TEXT>
>>>>>

Retreats - Räume, die getragen werden wollen
- jovayoga1
- 26. Jan.
- 2 Min. Lesezeit

Retreats sind für mich mehr als Termine im Kalender. Sie sind gelebte Visionen – Räume, die lange entstehen, bevor sich Menschen physisch darin begegnen. Räume, die innerlich vorbereitet werden. Räume, die getragen werden wollen.
Diesen Januar musste ich zum ersten Mal, seit ich Retreats organisiere, ein geplantes Retreat absagen. Winter Within konnte aufgrund zu weniger Anmeldungen nicht stattfinden.
Das auszusprechen fällt mir mir nicht leicht.Und gleichzeitig fühlt es sich wichtig an, es zu teilen – aus Transparenz, aus Respekt vor der Arbeit, die dahinterliegt, und aus Verbundenheit mit all jenen, die selbst unternehmerisch wirken.
Was ein Retreat wirklich braucht
Ein Retreat entsteht nicht kurzfristig. Es ist kein Produkt, das man spontan „bucht“, wenn gerade noch Zeit übrig ist.

<<<<<

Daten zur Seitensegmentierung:
>>>>>

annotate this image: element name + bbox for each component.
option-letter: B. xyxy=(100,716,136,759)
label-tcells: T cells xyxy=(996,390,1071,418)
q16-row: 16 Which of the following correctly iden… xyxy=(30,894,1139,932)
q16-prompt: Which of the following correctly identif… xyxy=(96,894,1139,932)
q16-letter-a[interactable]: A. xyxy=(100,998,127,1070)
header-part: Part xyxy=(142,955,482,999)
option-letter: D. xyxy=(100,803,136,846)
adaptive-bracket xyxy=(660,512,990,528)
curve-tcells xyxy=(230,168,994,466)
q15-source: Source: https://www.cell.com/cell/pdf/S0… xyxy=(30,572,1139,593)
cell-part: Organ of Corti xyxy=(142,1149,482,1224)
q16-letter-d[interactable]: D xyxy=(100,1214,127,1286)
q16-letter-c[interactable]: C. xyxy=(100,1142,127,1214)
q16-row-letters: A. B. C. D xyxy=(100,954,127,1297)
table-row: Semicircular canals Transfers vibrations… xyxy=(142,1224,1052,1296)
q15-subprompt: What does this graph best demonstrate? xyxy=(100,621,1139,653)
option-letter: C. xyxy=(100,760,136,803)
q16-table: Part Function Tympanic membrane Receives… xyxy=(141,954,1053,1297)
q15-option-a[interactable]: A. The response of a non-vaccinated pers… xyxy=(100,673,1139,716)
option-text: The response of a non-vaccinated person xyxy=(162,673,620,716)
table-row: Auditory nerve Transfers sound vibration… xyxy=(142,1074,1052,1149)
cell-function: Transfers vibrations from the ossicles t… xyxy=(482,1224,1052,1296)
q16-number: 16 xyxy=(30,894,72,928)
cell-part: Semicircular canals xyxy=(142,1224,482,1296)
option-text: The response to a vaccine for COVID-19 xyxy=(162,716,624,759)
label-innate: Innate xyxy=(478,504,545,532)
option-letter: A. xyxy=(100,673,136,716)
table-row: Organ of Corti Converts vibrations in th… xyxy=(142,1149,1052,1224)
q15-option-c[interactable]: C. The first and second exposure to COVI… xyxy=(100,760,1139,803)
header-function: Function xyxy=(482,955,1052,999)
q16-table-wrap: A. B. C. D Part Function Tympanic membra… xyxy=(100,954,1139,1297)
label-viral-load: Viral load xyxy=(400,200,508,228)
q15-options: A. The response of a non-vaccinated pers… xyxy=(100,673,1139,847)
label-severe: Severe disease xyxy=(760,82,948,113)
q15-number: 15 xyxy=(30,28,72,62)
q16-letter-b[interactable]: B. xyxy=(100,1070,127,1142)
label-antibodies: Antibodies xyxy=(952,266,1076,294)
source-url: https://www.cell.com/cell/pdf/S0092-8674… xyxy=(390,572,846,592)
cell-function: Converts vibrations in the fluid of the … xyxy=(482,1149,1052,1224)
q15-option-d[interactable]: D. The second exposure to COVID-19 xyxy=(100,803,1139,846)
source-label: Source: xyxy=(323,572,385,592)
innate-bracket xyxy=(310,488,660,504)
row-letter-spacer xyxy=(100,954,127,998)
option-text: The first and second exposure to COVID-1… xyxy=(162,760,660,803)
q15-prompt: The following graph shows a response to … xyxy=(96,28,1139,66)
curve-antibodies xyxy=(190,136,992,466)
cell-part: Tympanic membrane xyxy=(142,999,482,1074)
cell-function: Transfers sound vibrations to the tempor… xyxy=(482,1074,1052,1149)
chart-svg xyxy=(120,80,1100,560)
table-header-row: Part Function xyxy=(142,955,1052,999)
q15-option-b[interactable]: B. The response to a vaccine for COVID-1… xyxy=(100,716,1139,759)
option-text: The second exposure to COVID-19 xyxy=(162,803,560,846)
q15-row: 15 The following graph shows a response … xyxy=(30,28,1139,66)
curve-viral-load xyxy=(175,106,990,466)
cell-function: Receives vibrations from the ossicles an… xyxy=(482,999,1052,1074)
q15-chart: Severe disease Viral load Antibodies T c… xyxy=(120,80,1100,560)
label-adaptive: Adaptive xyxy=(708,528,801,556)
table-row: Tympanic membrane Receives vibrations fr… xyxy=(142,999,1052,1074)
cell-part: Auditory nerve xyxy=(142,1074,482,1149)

<<<<<

AUFGABE>
Gib den Absatz des Textes, der mit „Retreats sind für mich mehr als“ beginnt, in gekürzter Form wieder und behalte seine wesentlichen Aussagen bei. Verwende für die Bearbeitung ausschließlich den Text.

LÖSUNG>
Retreats sind für mich mehr als Kalendertermine: gelebte Visionen, innerlich vorbereitete Räume, die lange vor der Begegnung der Menschen entstehen und getragen werden wollen.